• THE EXERCISE
Below is a block of records; repeat each one exactly.

[Stored entries]
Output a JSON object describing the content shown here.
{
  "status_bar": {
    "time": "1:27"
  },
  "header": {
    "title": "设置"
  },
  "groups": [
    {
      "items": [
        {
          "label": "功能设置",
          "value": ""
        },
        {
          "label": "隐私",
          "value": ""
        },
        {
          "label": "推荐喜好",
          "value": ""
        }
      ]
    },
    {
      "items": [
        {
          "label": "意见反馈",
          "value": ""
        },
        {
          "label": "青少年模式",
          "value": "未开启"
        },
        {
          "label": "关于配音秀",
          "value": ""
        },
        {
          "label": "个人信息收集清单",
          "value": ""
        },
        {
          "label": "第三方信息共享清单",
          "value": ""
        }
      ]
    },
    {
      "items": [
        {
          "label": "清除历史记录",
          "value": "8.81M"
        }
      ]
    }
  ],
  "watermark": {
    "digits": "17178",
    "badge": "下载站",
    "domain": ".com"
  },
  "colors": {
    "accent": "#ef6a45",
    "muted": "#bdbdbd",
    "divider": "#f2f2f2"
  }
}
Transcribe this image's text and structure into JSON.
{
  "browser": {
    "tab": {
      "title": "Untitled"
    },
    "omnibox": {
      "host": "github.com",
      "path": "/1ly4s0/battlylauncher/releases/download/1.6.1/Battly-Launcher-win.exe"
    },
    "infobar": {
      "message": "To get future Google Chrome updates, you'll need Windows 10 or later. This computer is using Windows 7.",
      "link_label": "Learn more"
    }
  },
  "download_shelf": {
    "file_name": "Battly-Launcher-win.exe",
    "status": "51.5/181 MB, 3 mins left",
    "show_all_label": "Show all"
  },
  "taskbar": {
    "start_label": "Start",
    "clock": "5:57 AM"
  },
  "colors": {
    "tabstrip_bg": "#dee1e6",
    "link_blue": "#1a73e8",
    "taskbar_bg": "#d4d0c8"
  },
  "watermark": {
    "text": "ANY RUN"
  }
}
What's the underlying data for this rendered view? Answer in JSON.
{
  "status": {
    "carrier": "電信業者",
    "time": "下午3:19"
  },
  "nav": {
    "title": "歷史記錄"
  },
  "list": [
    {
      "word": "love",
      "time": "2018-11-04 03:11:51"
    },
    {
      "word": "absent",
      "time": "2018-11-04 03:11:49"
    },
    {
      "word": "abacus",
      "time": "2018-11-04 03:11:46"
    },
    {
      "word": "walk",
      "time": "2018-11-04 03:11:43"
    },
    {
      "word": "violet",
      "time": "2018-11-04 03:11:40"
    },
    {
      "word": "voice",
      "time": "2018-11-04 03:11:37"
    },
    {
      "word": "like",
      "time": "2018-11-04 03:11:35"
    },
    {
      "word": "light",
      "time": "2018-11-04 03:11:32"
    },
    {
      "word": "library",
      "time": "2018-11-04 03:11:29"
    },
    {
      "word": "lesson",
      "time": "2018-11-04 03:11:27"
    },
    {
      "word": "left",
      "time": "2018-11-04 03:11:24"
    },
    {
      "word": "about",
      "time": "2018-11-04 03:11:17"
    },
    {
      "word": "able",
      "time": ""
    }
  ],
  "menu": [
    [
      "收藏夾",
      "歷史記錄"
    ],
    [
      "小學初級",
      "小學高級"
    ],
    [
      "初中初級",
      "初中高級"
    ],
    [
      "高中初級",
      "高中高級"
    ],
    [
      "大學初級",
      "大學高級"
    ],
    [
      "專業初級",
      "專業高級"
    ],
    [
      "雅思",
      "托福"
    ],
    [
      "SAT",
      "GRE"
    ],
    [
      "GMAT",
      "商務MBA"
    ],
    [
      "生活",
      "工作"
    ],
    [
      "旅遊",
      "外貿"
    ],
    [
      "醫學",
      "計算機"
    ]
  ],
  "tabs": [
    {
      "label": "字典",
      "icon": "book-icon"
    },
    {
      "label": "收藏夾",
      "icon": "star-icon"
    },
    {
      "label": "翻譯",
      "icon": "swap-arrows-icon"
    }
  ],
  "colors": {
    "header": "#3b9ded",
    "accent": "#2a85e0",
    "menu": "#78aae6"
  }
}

• TASK RESPONSE
Output a JSON object describing the content shown here.
{
  "status_bar": {
    "time": "1:27"
  },
  "header": {
    "title": "设置"
  },
  "groups": [
    {
      "items": [
        {
          "label": "功能设置",
          "value": ""
        },
        {
          "label": "隐私",
          "value": ""
        },
        {
          "label": "推荐喜好",
          "value": ""
        }
      ]
    },
    {
      "items": [
        {
          "label": "意见反馈",
          "value": ""
        },
        {
          "label": "青少年模式",
          "value": "未开启"
        },
        {
          "label": "关于配音秀",
          "value": ""
        },
        {
          "label": "个人信息收集清单",
          "value": ""
        },
        {
          "label": "第三方信息共享清单",
          "value": ""
        }
      ]
    },
    {
      "items": [
        {
          "label": "清除历史记录",
          "value": "8.81M"
        }
      ]
    }
  ],
  "watermark": {
    "digits": "17178",
    "badge": "下载站",
    "domain": ".com"
  },
  "colors": {
    "accent": "#ef6a45",
    "muted": "#bdbdbd",
    "divider": "#f2f2f2"
  }
}
Transcribe this image's text and structure into JSON.
{
  "browser": {
    "tab": {
      "title": "Untitled"
    },
    "omnibox": {
      "host": "github.com",
      "path": "/1ly4s0/battlylauncher/releases/download/1.6.1/Battly-Launcher-win.exe"
    },
    "infobar": {
      "message": "To get future Google Chrome updates, you'll need Windows 10 or later. This computer is using Windows 7.",
      "link_label": "Learn more"
    }
  },
  "download_shelf": {
    "file_name": "Battly-Launcher-win.exe",
    "status": "51.5/181 MB, 3 mins left",
    "show_all_label": "Show all"
  },
  "taskbar": {
    "start_label": "Start",
    "clock": "5:57 AM"
  },
  "colors": {
    "tabstrip_bg": "#dee1e6",
    "link_blue": "#1a73e8",
    "taskbar_bg": "#d4d0c8"
  },
  "watermark": {
    "text": "ANY RUN"
  }
}
What's the underlying data for this rendered view? Answer in JSON.
{
  "status": {
    "carrier": "電信業者",
    "time": "下午3:19"
  },
  "nav": {
    "title": "歷史記錄"
  },
  "list": [
    {
      "word": "love",
      "time": "2018-11-04 03:11:51"
    },
    {
      "word": "absent",
      "time": "2018-11-04 03:11:49"
    },
    {
      "word": "abacus",
      "time": "2018-11-04 03:11:46"
    },
    {
      "word": "walk",
      "time": "2018-11-04 03:11:43"
    },
    {
      "word": "violet",
      "time": "2018-11-04 03:11:40"
    },
    {
      "word": "voice",
      "time": "2018-11-04 03:11:37"
    },
    {
      "word": "like",
      "time": "2018-11-04 03:11:35"
    },
    {
      "word": "light",
      "time": "2018-11-04 03:11:32"
    },
    {
      "word": "library",
      "time": "2018-11-04 03:11:29"
    },
    {
      "word": "lesson",
      "time": "2018-11-04 03:11:27"
    },
    {
      "word": "left",
      "time": "2018-11-04 03:11:24"
    },
    {
      "word": "about",
      "time": "2018-11-04 03:11:17"
    },
    {
      "word": "able",
      "time": ""
    }
  ],
  "menu": [
    [
      "收藏夾",
      "歷史記錄"
    ],
    [
      "小學初級",
      "小學高級"
    ],
    [
      "初中初級",
      "初中高級"
    ],
    [
      "高中初級",
      "高中高級"
    ],
    [
      "大學初級",
      "大學高級"
    ],
    [
      "專業初級",
      "專業高級"
    ],
    [
      "雅思",
      "托福"
    ],
    [
      "SAT",
      "GRE"
    ],
    [
      "GMAT",
      "商務MBA"
    ],
    [
      "生活",
      "工作"
    ],
    [
      "旅遊",
      "外貿"
    ],
    [
      "醫學",
      "計算機"
    ]
  ],
  "tabs": [
    {
      "label": "字典",
      "icon": "book-icon"
    },
    {
      "label": "收藏夾",
      "icon": "star-icon"
    },
    {
      "label": "翻譯",
      "icon": "swap-arrows-icon"
    }
  ],
  "colors": {
    "header": "#3b9ded",
    "accent": "#2a85e0",
    "menu": "#78aae6"
  }
}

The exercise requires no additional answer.